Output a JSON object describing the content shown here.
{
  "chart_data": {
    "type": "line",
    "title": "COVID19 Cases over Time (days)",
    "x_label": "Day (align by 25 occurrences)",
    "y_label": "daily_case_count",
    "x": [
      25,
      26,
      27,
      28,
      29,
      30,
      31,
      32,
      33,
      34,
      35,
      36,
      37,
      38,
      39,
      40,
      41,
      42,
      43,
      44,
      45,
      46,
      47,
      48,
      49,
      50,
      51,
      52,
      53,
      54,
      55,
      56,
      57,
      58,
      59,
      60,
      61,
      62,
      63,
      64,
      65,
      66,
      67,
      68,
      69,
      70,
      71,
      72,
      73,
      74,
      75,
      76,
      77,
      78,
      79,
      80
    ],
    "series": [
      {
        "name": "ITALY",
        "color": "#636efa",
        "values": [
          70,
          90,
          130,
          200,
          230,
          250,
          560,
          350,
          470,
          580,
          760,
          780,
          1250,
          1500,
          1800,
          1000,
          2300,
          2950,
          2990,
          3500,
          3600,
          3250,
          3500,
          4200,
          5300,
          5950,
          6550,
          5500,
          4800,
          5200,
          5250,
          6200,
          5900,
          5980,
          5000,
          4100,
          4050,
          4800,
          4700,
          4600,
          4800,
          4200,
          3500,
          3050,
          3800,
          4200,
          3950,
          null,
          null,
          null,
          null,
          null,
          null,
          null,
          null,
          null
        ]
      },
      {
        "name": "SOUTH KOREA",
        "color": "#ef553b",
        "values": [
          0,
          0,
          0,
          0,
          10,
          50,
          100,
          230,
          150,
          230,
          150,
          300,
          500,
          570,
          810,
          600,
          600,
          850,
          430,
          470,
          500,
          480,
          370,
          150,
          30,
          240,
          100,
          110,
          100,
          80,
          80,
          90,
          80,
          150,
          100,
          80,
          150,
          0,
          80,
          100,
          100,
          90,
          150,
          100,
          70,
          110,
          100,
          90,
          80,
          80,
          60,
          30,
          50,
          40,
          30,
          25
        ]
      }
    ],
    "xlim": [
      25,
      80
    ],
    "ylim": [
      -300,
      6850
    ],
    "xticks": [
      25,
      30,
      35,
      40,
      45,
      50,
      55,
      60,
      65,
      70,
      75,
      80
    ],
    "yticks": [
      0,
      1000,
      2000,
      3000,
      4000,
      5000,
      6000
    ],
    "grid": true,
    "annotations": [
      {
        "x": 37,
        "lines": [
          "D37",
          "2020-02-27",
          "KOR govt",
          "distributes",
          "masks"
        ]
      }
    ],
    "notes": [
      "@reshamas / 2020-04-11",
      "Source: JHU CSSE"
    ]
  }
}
============
Repeat all of the entries exactly.

Output a JSON object describing the content shown here.
{
  "chart_data": {
    "type": "line",
    "title": "COVID19 Cases over Time (days)",
    "x_label": "Day (align by 25 occurrences)",
    "y_label": "daily_case_count",
    "x": [
      25,
      26,
      27,
      28,
      29,
      30,
      31,
      32,
      33,
      34,
      35,
      36,
      37,
      38,
      39,
      40,
      41,
      42,
      43,
      44,
      45,
      46,
      47,
      48,
      49,
      50,
      51,
      52,
      53,
      54,
      55,
      56,
      57,
      58,
      59,
      60,
      61,
      62,
      63,
      64,
      65,
      66,
      67,
      68,
      69,
      70,
      71,
      72,
      73,
      74,
      75,
      76,
      77,
      78,
      79,
      80
    ],
    "series": [
      {
        "name": "ITALY",
        "color": "#636efa",
        "values": [
          70,
          90,
          130,
          200,
          230,
          250,
          560,
          350,
          470,
          580,
          760,
          780,
          1250,
          1500,
          1800,
          1000,
          2300,
          2950,
          2990,
          3500,
          3600,
          3250,
          3500,
          4200,
          5300,
          5950,
          6550,
          5500,
          4800,
          5200,
          5250,
          6200,
          5900,
          5980,
          5000,
          4100,
          4050,
          4800,
          4700,
          4600,
          4800,
          4200,
          3500,
          3050,
          3800,
          4200,
          3950,
          null,
          null,
          null,
          null,
          null,
          null,
          null,
          null,
          null
        ]
      },
      {
        "name": "SOUTH KOREA",
        "color": "#ef553b",
        "values": [
          0,
          0,
          0,
          0,
          10,
          50,
          100,
          230,
          150,
          230,
          150,
          300,
          500,
          570,
          810,
          600,
          600,
          850,
          430,
          470,
          500,
          480,
          370,
          150,
          30,
          240,
          100,
          110,
          100,
          80,
          80,
          90,
          80,
          150,
          100,
          80,
          150,
          0,
          80,
          100,
          100,
          90,
          150,
          100,
          70,
          110,
          100,
          90,
          80,
          80,
          60,
          30,
          50,
          40,
          30,
          25
        ]
      }
    ],
    "xlim": [
      25,
      80
    ],
    "ylim": [
      -300,
      6850
    ],
    "xticks": [
      25,
      30,
      35,
      40,
      45,
      50,
      55,
      60,
      65,
      70,
      75,
      80
    ],
    "yticks": [
      0,
      1000,
      2000,
      3000,
      4000,
      5000,
      6000
    ],
    "grid": true,
    "annotations": [
      {
        "x": 37,
        "lines": [
          "D37",
          "2020-02-27",
          "KOR govt",
          "distributes",
          "masks"
        ]
      }
    ],
    "notes": [
      "@reshamas / 2020-04-11",
      "Source: JHU CSSE"
    ]
  }
}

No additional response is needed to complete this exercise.